- [TASK DETAILS]:
For the copy, please give all of the data again exactly and leave the pictures out.

- [PROVIDED ENTRIES]:
------

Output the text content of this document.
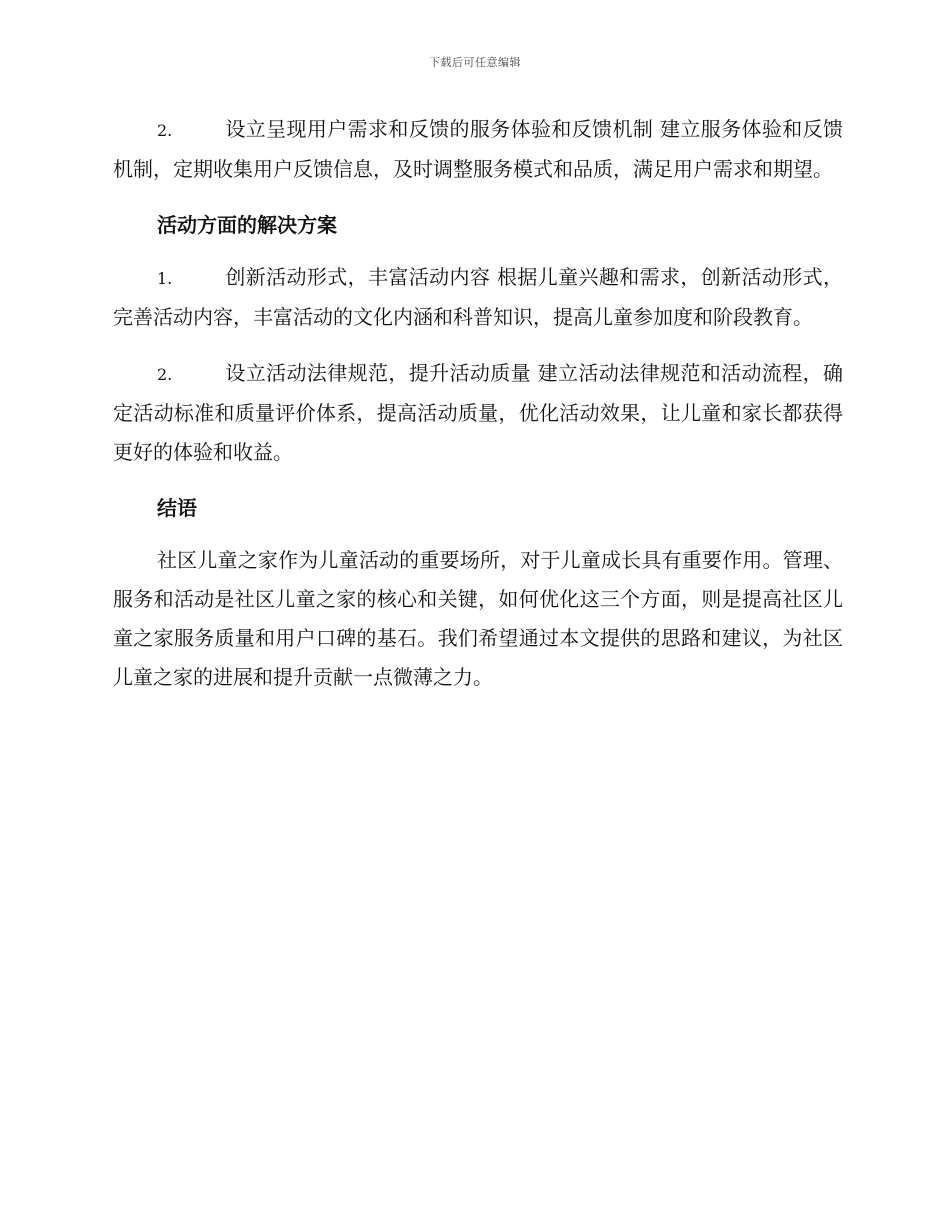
下载后可任意编辑

2.	设立呈现用户需求和反馈的服务体验和反馈机制 建立服务体验和反馈机制，定期收集用户反馈信息，及时调整服务模式和品质，满足用户需求和期望。

活动方面的解决方案

1.	创新活动形式，丰富活动内容 根据儿童兴趣和需求，创新活动形式，完善活动内容，丰富活动的文化内涵和科普知识，提高儿童参加度和阶段教育。

2.	设立活动法律规范，提升活动质量 建立活动法律规范和活动流程，确定活动标准和质量评价体系，提高活动质量，优化活动效果，让儿童和家长都获得更好的体验和收益。

结语

社区儿童之家作为儿童活动的重要场所，对于儿童成长具有重要作用。管理、服务和活动是社区儿童之家的核心和关键，如何优化这三个方面，则是提高社区儿童之家服务质量和用户口碑的基石。我们希望通过本文提供的思路和建议，为社区儿童之家的进展和提升贡献一点微薄之力。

------

- [SOLUTION FOR THIS EXERCISE]:
Output the text content of this document.
下载后可任意编辑

2.	设立呈现用户需求和反馈的服务体验和反馈机制 建立服务体验和反馈机制，定期收集用户反馈信息，及时调整服务模式和品质，满足用户需求和期望。

活动方面的解决方案

1.	创新活动形式，丰富活动内容 根据儿童兴趣和需求，创新活动形式，完善活动内容，丰富活动的文化内涵和科普知识，提高儿童参加度和阶段教育。

2.	设立活动法律规范，提升活动质量 建立活动法律规范和活动流程，确定活动标准和质量评价体系，提高活动质量，优化活动效果，让儿童和家长都获得更好的体验和收益。

结语

社区儿童之家作为儿童活动的重要场所，对于儿童成长具有重要作用。管理、服务和活动是社区儿童之家的核心和关键，如何优化这三个方面，则是提高社区儿童之家服务质量和用户口碑的基石。我们希望通过本文提供的思路和建议，为社区儿童之家的进展和提升贡献一点微薄之力。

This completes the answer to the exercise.